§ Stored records
>>>>

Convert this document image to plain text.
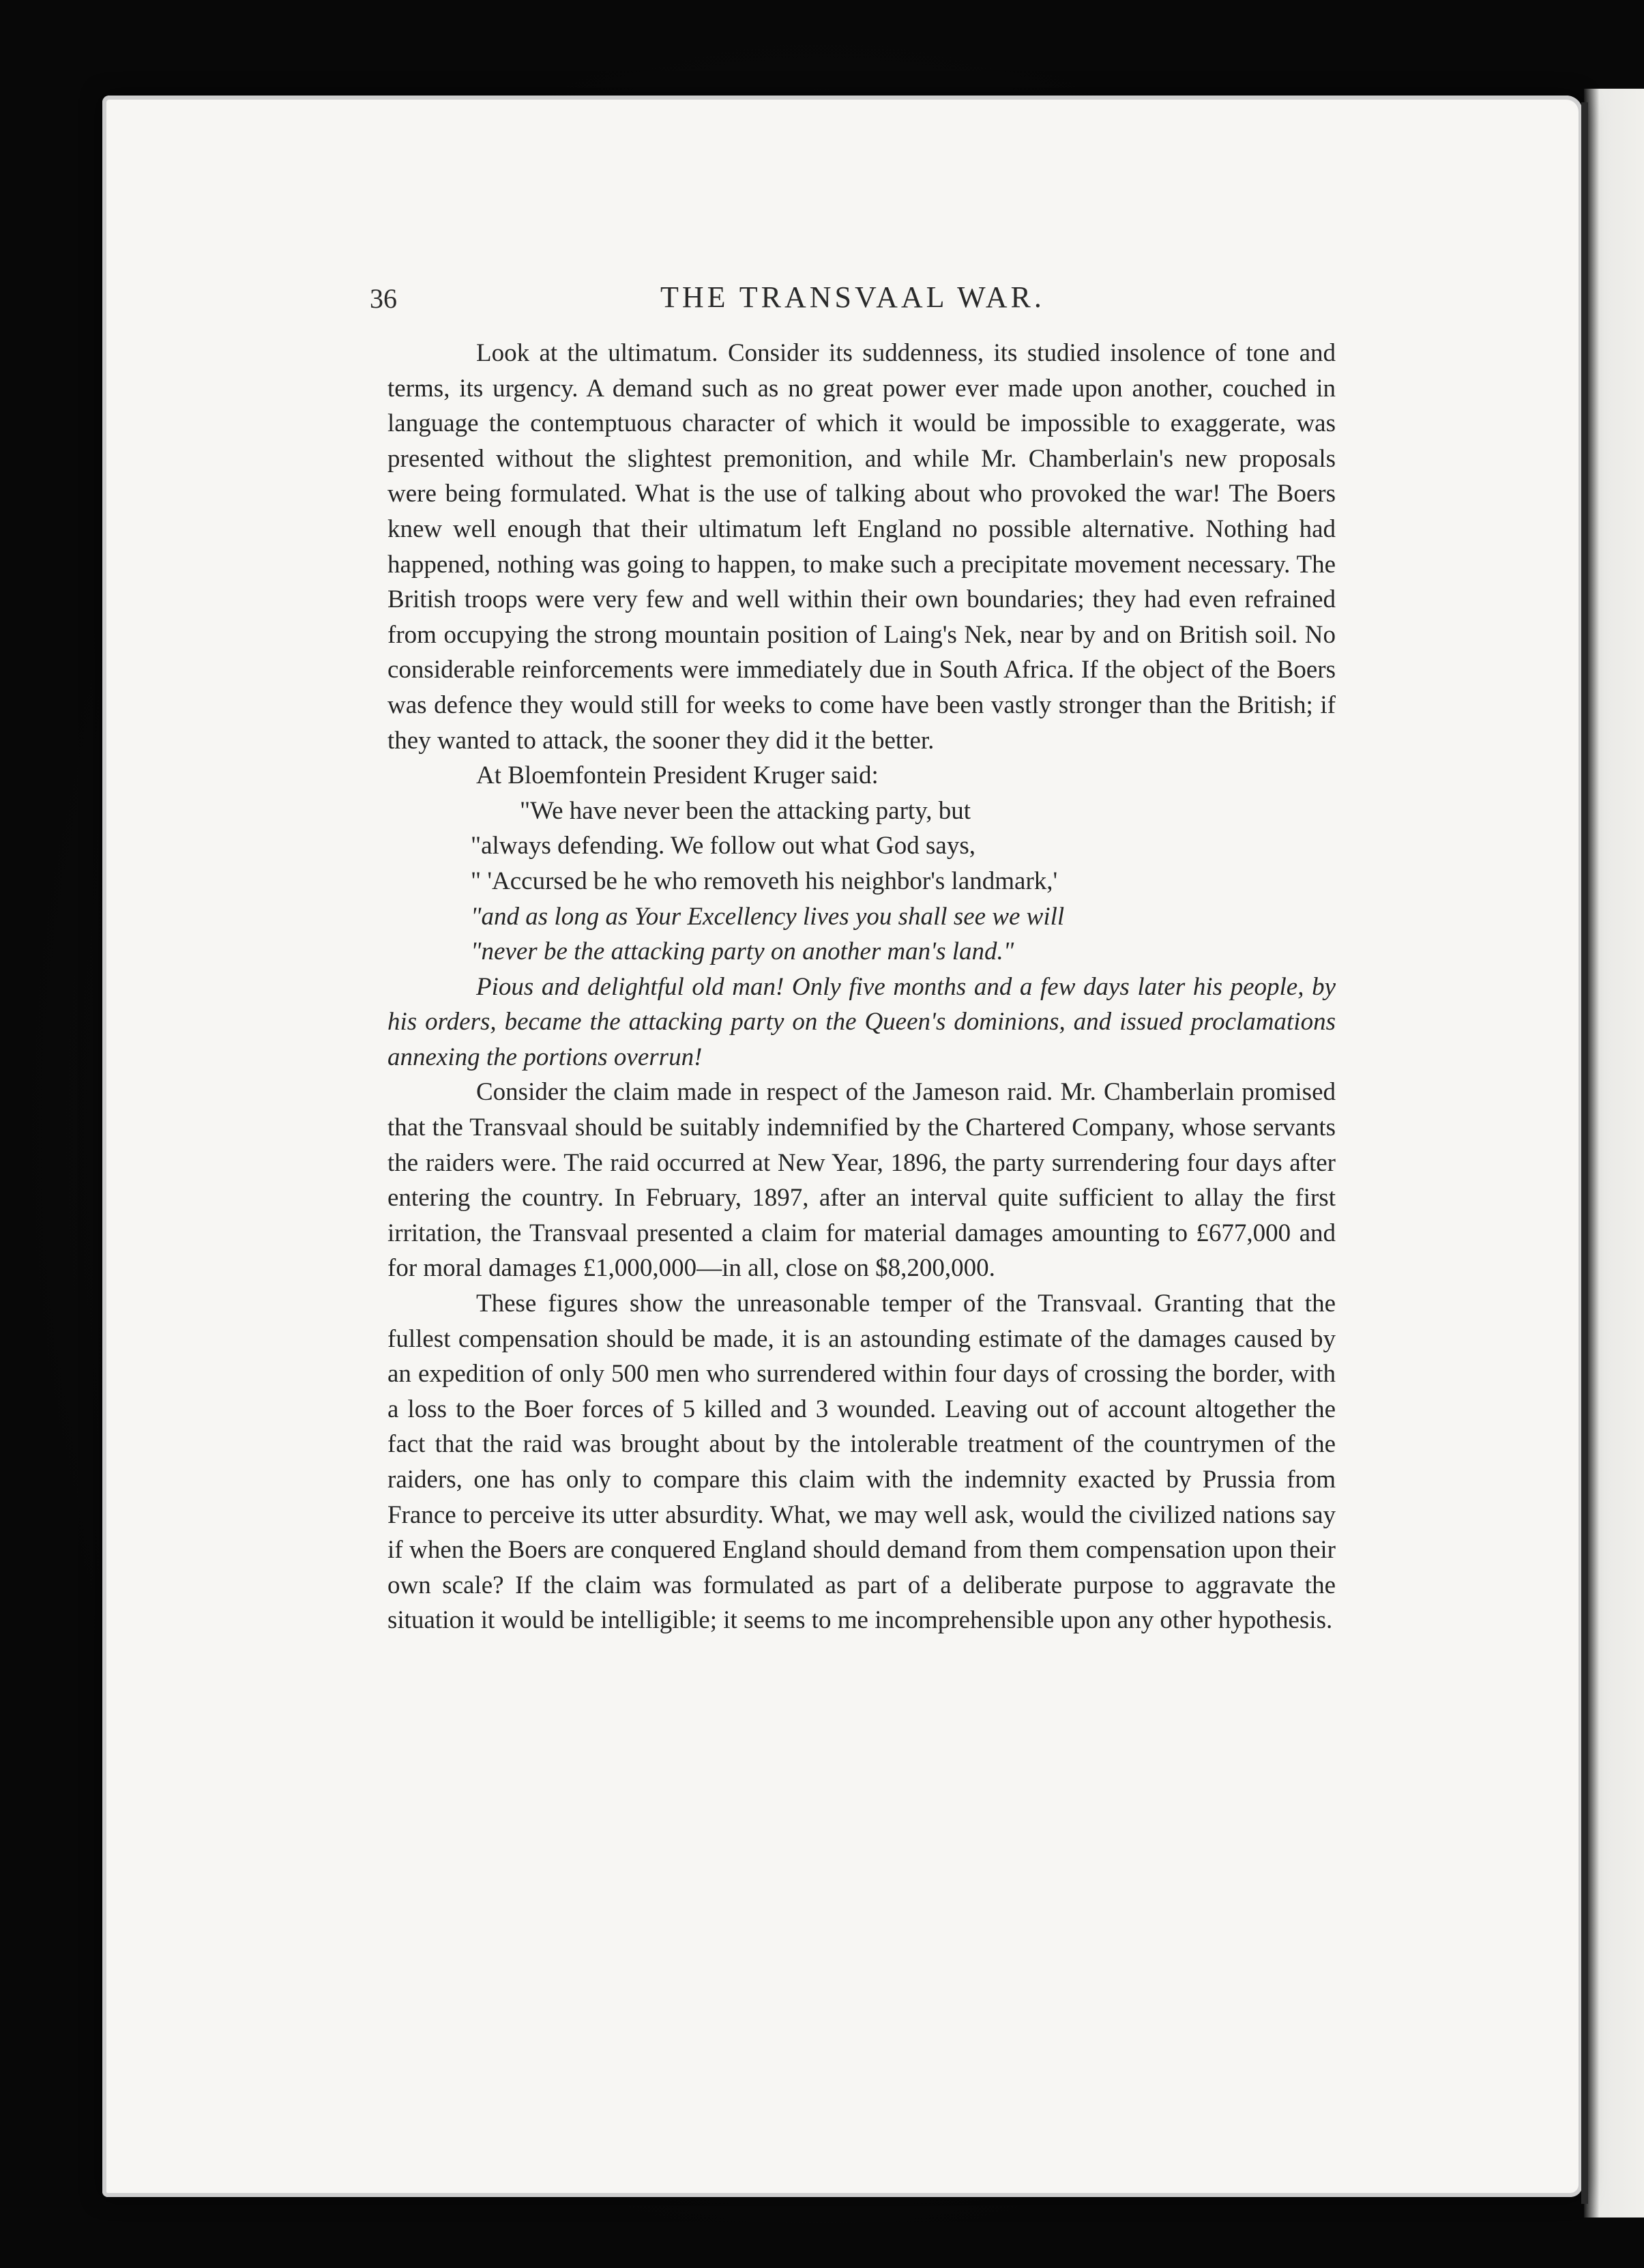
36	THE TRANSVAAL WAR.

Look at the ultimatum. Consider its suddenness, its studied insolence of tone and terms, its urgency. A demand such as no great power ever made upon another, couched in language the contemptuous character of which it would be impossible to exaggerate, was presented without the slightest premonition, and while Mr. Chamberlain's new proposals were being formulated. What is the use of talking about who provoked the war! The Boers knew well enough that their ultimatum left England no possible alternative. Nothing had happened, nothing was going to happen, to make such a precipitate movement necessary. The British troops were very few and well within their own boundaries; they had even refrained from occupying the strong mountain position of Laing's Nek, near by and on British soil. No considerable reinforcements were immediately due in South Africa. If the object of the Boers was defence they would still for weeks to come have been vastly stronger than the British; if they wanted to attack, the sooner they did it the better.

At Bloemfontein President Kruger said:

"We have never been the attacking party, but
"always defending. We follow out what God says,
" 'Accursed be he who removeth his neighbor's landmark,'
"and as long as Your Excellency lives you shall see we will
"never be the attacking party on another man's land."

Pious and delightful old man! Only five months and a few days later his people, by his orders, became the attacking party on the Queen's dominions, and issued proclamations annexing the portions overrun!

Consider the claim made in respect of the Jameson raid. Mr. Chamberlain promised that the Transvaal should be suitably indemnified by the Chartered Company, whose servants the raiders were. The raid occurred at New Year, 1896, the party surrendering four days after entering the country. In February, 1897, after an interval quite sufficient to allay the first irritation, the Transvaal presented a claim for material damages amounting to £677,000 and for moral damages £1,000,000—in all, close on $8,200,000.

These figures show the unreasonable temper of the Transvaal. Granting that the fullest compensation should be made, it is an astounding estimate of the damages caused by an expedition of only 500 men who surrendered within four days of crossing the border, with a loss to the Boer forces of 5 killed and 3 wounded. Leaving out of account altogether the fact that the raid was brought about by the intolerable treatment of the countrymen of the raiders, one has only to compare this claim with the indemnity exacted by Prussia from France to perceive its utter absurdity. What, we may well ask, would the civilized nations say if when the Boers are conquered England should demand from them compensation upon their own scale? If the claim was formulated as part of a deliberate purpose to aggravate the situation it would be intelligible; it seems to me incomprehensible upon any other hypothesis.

<<<<
>>>>

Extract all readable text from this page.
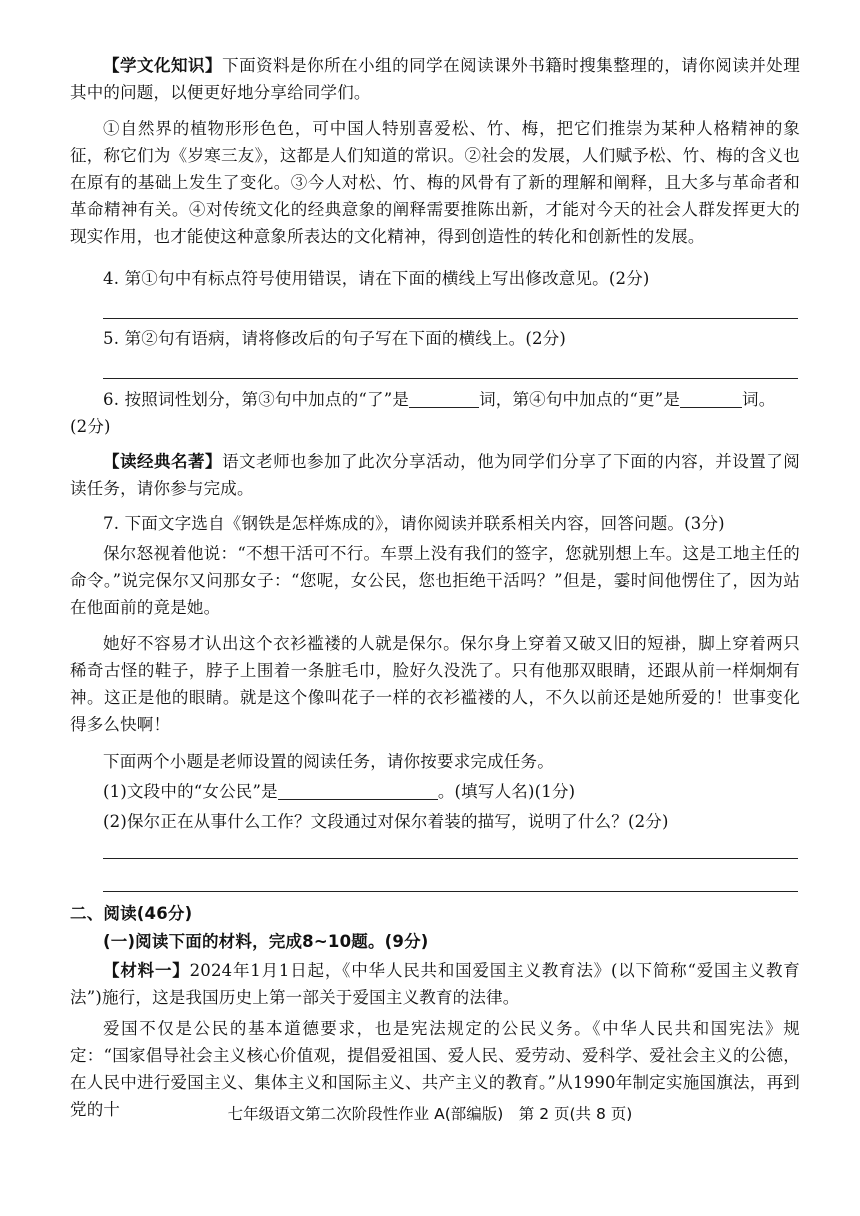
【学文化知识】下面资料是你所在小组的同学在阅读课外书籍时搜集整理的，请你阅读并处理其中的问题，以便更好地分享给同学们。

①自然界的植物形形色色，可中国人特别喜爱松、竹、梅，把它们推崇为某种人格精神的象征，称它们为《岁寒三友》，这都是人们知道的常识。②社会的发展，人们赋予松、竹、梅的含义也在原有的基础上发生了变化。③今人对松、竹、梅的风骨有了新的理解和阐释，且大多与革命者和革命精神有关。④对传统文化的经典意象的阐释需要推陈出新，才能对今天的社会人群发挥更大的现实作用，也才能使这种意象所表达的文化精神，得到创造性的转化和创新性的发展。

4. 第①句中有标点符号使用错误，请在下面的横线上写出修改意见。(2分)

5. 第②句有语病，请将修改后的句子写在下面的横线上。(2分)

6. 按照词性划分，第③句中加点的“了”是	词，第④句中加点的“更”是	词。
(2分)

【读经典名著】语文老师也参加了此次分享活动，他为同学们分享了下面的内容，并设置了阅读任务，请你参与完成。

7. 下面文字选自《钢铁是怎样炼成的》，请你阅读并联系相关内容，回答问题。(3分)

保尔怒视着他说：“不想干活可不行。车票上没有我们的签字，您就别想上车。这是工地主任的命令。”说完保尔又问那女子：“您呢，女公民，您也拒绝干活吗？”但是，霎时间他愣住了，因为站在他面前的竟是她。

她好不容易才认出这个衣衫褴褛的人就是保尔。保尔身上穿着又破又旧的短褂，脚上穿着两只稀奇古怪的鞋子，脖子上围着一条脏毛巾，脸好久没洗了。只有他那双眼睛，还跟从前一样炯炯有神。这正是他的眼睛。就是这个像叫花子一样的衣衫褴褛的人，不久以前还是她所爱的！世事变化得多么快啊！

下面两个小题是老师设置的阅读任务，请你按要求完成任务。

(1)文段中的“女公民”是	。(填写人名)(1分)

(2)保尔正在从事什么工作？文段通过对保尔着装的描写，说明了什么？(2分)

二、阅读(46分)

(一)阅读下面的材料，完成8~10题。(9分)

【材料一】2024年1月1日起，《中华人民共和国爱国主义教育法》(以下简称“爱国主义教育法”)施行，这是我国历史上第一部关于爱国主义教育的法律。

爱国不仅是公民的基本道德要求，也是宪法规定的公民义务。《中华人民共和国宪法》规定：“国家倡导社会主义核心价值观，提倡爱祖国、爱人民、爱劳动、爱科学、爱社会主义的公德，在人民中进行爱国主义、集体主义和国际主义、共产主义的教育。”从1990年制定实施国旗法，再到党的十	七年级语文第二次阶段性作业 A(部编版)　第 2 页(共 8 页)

<<<<

§ The exercise
Search the lines for the string "raiders" and copy every line that has it.

§ Solved exercise
Consider the claim made in respect of the Jameson raid. Mr. Chamberlain promised that the Transvaal should be suitably indemnified by the Chartered Company, whose servants the raiders were. The raid occurred at New Year, 1896, the party surrendering four days after entering the country. In February, 1897, after an interval quite sufficient to allay the first irritation, the Transvaal presented a claim for material damages amounting to £677,000 and for moral damages £1,000,000—in all, close on $8,200,000.
These figures show the unreasonable temper of the Transvaal. Granting that the fullest compensation should be made, it is an astounding estimate of the damages caused by an expedition of only 500 men who surrendered within four days of crossing the border, with a loss to the Boer forces of 5 killed and 3 wounded. Leaving out of account altogether the fact that the raid was brought about by the intolerable treatment of the countrymen of the raiders, one has only to compare this claim with the indemnity exacted by Prussia from France to perceive its utter absurdity. What, we may well ask, would the civilized nations say if when the Boers are conquered England should demand from them compensation upon their own scale? If the claim was formulated as part of a deliberate purpose to aggravate the situation it would be intelligible; it seems to me incomprehensible upon any other hypothesis.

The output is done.